Given problem – Could you reproduce the listing below line for line, with no changes, and omit the picture from your answer?

Records for processing –
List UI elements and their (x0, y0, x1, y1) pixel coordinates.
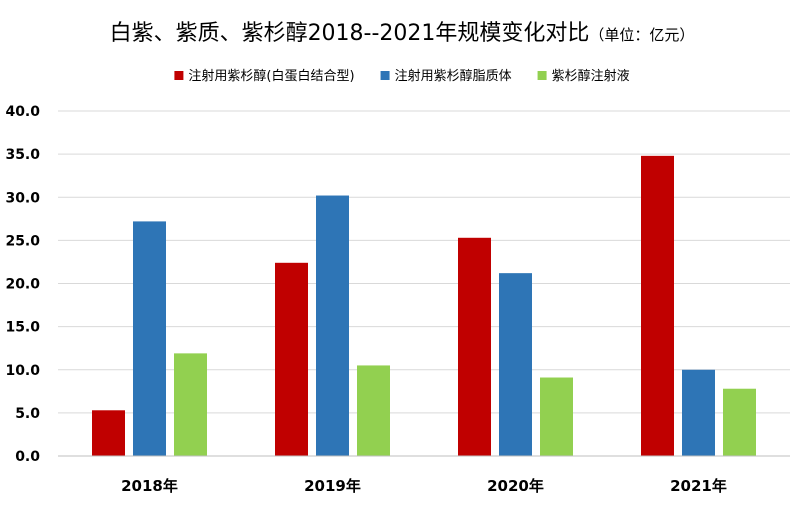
y-tick-label: 15.0 (5, 320, 40, 336)
legend-swatch (537, 71, 547, 80)
y-axis: 0.0 5.0 10.0 15.0 20.0 25.0 30.0 35.0 40.0 (5, 104, 40, 465)
y-tick-label: 10.0 (5, 363, 40, 379)
gridlines (58, 110, 790, 414)
x-tick-label: 2019年 (304, 477, 361, 495)
bar-series-2-2019年 (316, 195, 349, 456)
bar-series-1-2018年 (92, 410, 125, 456)
bar-series-2-2020年 (499, 273, 532, 456)
y-tick-label: 5.0 (15, 406, 40, 422)
legend-swatch (380, 71, 390, 80)
y-tick-label: 35.0 (5, 147, 40, 163)
legend-label: 紫杉醇注射液 (552, 68, 630, 84)
bars (92, 155, 756, 456)
chart-title-unit: （单位：亿元） (589, 26, 694, 44)
bar-series-1-2020年 (458, 237, 491, 456)
chart-title-main: 白紫、紫质、紫杉醇2018--2021年规模变化对比 (110, 21, 590, 46)
bar-series-2-2021年 (682, 369, 715, 456)
y-tick-label: 30.0 (5, 190, 40, 206)
bar-series-3-2021年 (723, 388, 756, 456)
bar-series-3-2020年 (540, 377, 573, 456)
bar-series-1-2019年 (275, 262, 308, 456)
x-axis: 2018年 2019年 2020年 2021年 (58, 455, 790, 495)
legend-item-1: 注射用紫杉醇(白蛋白结合型) (174, 68, 355, 84)
y-tick-label: 25.0 (5, 233, 40, 249)
bar-series-3-2018年 (174, 353, 207, 456)
legend-label: 注射用紫杉醇(白蛋白结合型) (188, 68, 354, 84)
legend: 注射用紫杉醇(白蛋白结合型) 注射用紫杉醇脂质体 紫杉醇注射液 (174, 68, 630, 84)
legend-label: 注射用紫杉醇脂质体 (395, 68, 512, 84)
bar-series-3-2019年 (357, 365, 390, 456)
x-tick-label: 2018年 (121, 477, 178, 495)
legend-swatch (174, 71, 184, 80)
x-tick-label: 2020年 (487, 477, 544, 495)
y-tick-label: 0.0 (15, 449, 40, 465)
legend-item-2: 注射用紫杉醇脂质体 (380, 68, 512, 84)
legend-item-3: 紫杉醇注射液 (537, 68, 630, 84)
y-tick-label: 20.0 (5, 277, 40, 293)
y-tick-label: 40.0 (5, 104, 40, 120)
bar-series-1-2021年 (641, 155, 674, 456)
x-tick-label: 2021年 (670, 477, 727, 495)
bar-series-2-2018年 (133, 221, 166, 456)
chart-title: 白紫、紫质、紫杉醇2018--2021年规模变化对比（单位：亿元） (110, 21, 695, 46)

Output for this exercise –
List UI elements and their (x0, y0, x1, y1) pixel coordinates.
y-tick-label: 15.0 (5, 320, 40, 336)
legend-swatch (537, 71, 547, 80)
y-axis: 0.0 5.0 10.0 15.0 20.0 25.0 30.0 35.0 40.0 (5, 104, 40, 465)
y-tick-label: 10.0 (5, 363, 40, 379)
gridlines (58, 110, 790, 414)
x-tick-label: 2019年 (304, 477, 361, 495)
bar-series-2-2019年 (316, 195, 349, 456)
bar-series-1-2018年 (92, 410, 125, 456)
bar-series-2-2020年 (499, 273, 532, 456)
y-tick-label: 5.0 (15, 406, 40, 422)
legend-swatch (380, 71, 390, 80)
y-tick-label: 35.0 (5, 147, 40, 163)
legend-label: 紫杉醇注射液 (552, 68, 630, 84)
bars (92, 155, 756, 456)
chart-title-unit: （单位：亿元） (589, 26, 694, 44)
bar-series-1-2020年 (458, 237, 491, 456)
chart-title-main: 白紫、紫质、紫杉醇2018--2021年规模变化对比 (110, 21, 590, 46)
bar-series-2-2021年 (682, 369, 715, 456)
y-tick-label: 30.0 (5, 190, 40, 206)
bar-series-3-2021年 (723, 388, 756, 456)
bar-series-3-2020年 (540, 377, 573, 456)
bar-series-1-2019年 (275, 262, 308, 456)
x-axis: 2018年 2019年 2020年 2021年 (58, 455, 790, 495)
legend-item-1: 注射用紫杉醇(白蛋白结合型) (174, 68, 355, 84)
y-tick-label: 25.0 (5, 233, 40, 249)
bar-series-3-2018年 (174, 353, 207, 456)
legend-label: 注射用紫杉醇(白蛋白结合型) (188, 68, 354, 84)
legend: 注射用紫杉醇(白蛋白结合型) 注射用紫杉醇脂质体 紫杉醇注射液 (174, 68, 630, 84)
legend-label: 注射用紫杉醇脂质体 (395, 68, 512, 84)
bar-series-3-2019年 (357, 365, 390, 456)
x-tick-label: 2018年 (121, 477, 178, 495)
legend-swatch (174, 71, 184, 80)
x-tick-label: 2020年 (487, 477, 544, 495)
y-tick-label: 0.0 (15, 449, 40, 465)
legend-item-2: 注射用紫杉醇脂质体 (380, 68, 512, 84)
legend-item-3: 紫杉醇注射液 (537, 68, 630, 84)
y-tick-label: 20.0 (5, 277, 40, 293)
y-tick-label: 40.0 (5, 104, 40, 120)
bar-series-1-2021年 (641, 155, 674, 456)
x-tick-label: 2021年 (670, 477, 727, 495)
bar-series-2-2018年 (133, 221, 166, 456)
chart-title: 白紫、紫质、紫杉醇2018--2021年规模变化对比（单位：亿元） (110, 21, 695, 46)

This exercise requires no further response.